[Page excerpt]
I also changed the pedals, as Price Point stopped running their combo with the Sette Enduro shoes and Wellgo pedals for $55. I got some Wellgo MG-1's instead, will get shoes later. Got a good price on a Salsa seatpost clamp. Due to the amount of praise from other Clydes, I am trying out a WTB Pure V Race for the saddle. Found the Thompson Elite seatpost used on Ebay for $45 or so, it's in great shape. ESI Chunky grips get a lot of props around here, and are cheap, so I grabbed some of those. I am running the Hans Dampfs with tubes for now, will consider tubeless down the road 

I have what I can get together right now on the frame. I am waiting on the stuff to build the front wheel (hub, rim, spokes, and rotor), and some derailleur housing. Oh, also some tubes for the smaller tires I ordered for my commuter.

I will ride the Manitou Minute Pro fork right now with the factory spring and see if I need to change it, but I ordered an extra-firm to swap if I don't like it. Also have some nice thick suspension oil to help firm it up as well. I am not confident enough to open up the fork yet, and am still trying to get my head around the adjustments! I have never ridden good suspension before, so I don't have much of a baseline. I suppose I will set everything to factory recommendations and go from there 

I also ended up with some unintentional bling  I ordered an SLX front derailleur, paid SLX price (like $25-$30), the package it came in SAID SLX, and when I opened it up to install, inside was an XTR  SWEET! It looks all blingy 

A shout out to all that have helped me! Everyone in this thread, thank you  Mr. Magura has been helping behind the scenes as well, I will post a picture of the brake mod he helped me with once I get my cockpit set up. Tree Fort Bikes has earned my business again and again with their fantastic prices, selection, and customer service. Outside Outfitters hooked me up with the fork, and tracked down the spring for me, both on special order! They also worked with me on my odd form of payment (a bunch of Visa gift cards) and everything went smooth! Really great customer service, kept communication up with me the entire time! Brake-stuff.de, thanks for finally putting my hub questions to rest. Give all those stores your love, guys. They deserve it!

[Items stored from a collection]
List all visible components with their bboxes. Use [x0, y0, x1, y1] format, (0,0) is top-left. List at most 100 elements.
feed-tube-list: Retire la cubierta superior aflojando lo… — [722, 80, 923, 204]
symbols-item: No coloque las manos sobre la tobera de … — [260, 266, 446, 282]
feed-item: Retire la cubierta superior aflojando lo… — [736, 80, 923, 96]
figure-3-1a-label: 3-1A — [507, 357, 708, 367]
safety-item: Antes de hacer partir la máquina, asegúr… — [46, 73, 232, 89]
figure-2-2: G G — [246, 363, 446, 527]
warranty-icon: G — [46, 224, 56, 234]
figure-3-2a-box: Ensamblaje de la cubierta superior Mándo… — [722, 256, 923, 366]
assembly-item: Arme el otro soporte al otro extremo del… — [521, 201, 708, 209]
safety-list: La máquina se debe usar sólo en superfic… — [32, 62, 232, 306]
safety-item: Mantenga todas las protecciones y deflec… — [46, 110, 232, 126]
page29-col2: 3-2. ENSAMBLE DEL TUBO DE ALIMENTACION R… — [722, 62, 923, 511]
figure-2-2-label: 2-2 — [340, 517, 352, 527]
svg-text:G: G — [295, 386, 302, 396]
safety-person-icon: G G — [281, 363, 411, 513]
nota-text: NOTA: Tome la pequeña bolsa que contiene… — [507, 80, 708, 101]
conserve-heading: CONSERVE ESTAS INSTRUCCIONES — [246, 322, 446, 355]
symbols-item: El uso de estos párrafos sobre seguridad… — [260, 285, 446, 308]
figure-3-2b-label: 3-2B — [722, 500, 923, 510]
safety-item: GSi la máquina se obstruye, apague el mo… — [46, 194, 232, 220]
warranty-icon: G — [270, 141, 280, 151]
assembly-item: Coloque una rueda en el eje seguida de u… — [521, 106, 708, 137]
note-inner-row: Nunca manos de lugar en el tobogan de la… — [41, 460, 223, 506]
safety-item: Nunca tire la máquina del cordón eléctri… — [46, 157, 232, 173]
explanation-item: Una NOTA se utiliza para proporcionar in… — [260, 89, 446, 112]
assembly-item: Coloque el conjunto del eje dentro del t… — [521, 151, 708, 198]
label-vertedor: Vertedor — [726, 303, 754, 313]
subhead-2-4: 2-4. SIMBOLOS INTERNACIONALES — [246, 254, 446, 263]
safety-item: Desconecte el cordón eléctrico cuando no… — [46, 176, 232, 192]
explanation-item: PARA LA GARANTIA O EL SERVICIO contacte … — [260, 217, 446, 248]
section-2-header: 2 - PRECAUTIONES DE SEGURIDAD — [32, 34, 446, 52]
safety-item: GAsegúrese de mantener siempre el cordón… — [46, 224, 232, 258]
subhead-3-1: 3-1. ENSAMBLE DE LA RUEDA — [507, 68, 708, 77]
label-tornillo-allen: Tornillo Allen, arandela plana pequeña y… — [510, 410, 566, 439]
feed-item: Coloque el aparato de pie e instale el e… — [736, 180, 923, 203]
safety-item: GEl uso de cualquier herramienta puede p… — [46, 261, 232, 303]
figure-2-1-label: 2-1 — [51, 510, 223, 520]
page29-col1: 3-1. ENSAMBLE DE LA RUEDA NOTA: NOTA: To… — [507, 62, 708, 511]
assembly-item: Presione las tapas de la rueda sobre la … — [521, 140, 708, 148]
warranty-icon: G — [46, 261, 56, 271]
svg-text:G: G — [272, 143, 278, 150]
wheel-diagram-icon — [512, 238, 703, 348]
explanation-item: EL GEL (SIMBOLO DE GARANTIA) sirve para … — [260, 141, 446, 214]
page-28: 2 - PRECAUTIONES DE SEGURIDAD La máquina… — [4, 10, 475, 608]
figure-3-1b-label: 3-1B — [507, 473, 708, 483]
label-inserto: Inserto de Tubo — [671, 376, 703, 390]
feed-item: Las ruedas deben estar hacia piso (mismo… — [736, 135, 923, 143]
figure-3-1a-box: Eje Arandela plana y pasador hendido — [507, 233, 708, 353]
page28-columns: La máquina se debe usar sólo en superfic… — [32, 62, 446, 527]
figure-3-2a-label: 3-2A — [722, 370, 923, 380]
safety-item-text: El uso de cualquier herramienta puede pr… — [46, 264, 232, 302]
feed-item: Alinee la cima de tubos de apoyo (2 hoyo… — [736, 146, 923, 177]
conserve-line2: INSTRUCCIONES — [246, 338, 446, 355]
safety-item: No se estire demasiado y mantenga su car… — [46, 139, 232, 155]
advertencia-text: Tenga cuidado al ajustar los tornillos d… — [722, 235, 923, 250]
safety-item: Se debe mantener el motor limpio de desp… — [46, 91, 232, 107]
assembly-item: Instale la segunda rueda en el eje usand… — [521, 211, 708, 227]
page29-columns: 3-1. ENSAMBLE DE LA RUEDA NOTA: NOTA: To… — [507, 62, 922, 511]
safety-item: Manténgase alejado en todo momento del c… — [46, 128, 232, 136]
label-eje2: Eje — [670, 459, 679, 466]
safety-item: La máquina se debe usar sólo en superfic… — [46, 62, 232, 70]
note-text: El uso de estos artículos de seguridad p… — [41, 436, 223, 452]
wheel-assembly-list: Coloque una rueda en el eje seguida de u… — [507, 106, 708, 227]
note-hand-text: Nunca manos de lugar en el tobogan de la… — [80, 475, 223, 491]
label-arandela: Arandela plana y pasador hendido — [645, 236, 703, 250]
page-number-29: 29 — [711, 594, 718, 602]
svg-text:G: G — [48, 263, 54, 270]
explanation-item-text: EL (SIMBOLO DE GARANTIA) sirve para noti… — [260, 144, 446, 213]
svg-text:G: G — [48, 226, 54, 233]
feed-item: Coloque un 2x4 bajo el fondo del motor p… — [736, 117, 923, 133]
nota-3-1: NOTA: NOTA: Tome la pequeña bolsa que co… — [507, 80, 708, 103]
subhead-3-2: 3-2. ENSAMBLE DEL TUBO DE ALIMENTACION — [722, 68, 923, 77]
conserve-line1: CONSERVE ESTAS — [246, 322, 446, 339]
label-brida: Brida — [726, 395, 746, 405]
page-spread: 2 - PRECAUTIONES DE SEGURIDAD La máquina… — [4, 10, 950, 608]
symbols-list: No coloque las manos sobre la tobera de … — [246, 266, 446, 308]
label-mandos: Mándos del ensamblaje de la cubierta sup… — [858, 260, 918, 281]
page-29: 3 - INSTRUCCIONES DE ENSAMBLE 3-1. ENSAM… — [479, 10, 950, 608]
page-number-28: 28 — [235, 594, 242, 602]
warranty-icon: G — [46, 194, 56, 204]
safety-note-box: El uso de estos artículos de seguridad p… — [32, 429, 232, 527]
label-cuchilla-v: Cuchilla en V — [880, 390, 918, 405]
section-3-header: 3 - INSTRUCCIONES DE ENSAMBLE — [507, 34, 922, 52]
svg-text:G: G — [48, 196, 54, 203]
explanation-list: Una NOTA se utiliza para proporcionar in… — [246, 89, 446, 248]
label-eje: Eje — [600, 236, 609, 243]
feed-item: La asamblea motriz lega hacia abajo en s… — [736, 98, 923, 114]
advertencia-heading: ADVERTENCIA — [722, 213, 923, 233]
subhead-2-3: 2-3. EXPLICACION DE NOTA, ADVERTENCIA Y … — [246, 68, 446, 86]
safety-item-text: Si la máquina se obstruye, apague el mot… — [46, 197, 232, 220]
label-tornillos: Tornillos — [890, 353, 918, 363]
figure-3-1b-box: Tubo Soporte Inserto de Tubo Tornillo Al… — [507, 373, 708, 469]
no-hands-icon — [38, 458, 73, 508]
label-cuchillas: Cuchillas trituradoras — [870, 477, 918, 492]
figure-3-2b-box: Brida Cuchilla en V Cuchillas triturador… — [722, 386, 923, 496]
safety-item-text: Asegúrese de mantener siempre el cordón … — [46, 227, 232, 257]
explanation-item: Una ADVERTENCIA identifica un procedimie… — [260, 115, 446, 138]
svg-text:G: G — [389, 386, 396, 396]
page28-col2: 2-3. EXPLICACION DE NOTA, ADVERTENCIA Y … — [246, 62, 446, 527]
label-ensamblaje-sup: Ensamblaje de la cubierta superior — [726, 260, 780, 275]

[What you need to do]
1/ In the bike build post, which front derailleur turned up inside the package labeled SLX?
2/ Please carry on the bike build post from its final sentence.
The data play no role here.

[Answers given]
1/ An XTR front derailleur.

2/
I can't wait to post pictures of this build. Rounding the corner on it, and I am _DYING_ to ride it!


----------



## NYrr496 (Sep 10, 2008)

Sounds great. You have WAY more patience than I do... I would never have taken all that time with the front hub/ wheel/ fork/ brake combo.


----------



## Bikemaya (Sep 24, 2012)

Alright, I officially have A BIKE.

A REAL, big kid's bike.









Let's see if I can remember the exact specs...

Haro V2 frame, 14"
Thompson Elite seatpost
WTB Pure V saddle
Salsa seatclamp
Manitou Minute Pro fork, 120mm, 20mm thru-axle
Hans Dampf tires 2.35", downhill spec tubes (they are PORKY and HEAVY.)
Rhyno Lite rims, front hub is Hope 2 Evo, rear is Shimano XT
SRAM X9 grip shifters
SRAM X9 rear derailleur (9 speed)
Shimano XTR front derailleur (a bonus! I ordered SLX, I received a derailleur in OEM packaging marked as SLX, inside was an XTR. I ain't complaining. )
Shimano SLX Hydro brakes
203mm front rotor, 185mm rear
SRAM 950 cassette
KMC chain (X9, maybe?)
Shimano SLX crankset
Wellgo MG-1 pedals
Raceface Dues handlebars
FSA Orbit Extreme Pro headset
Syncros AM V2 stem (60 or 70mm, don't remember)
Jagwire housing, ran full length for rear derailleur (lack of proper cable guides on frame prevented the front from working). Had to drill out the guides on the frame for everything. The derailleur ones turned out nice. The brake guides needed a lot more removed, and turned out a bit of a mess. Still need zip ties, as you can see, because there just plain aren't enough guides anyways.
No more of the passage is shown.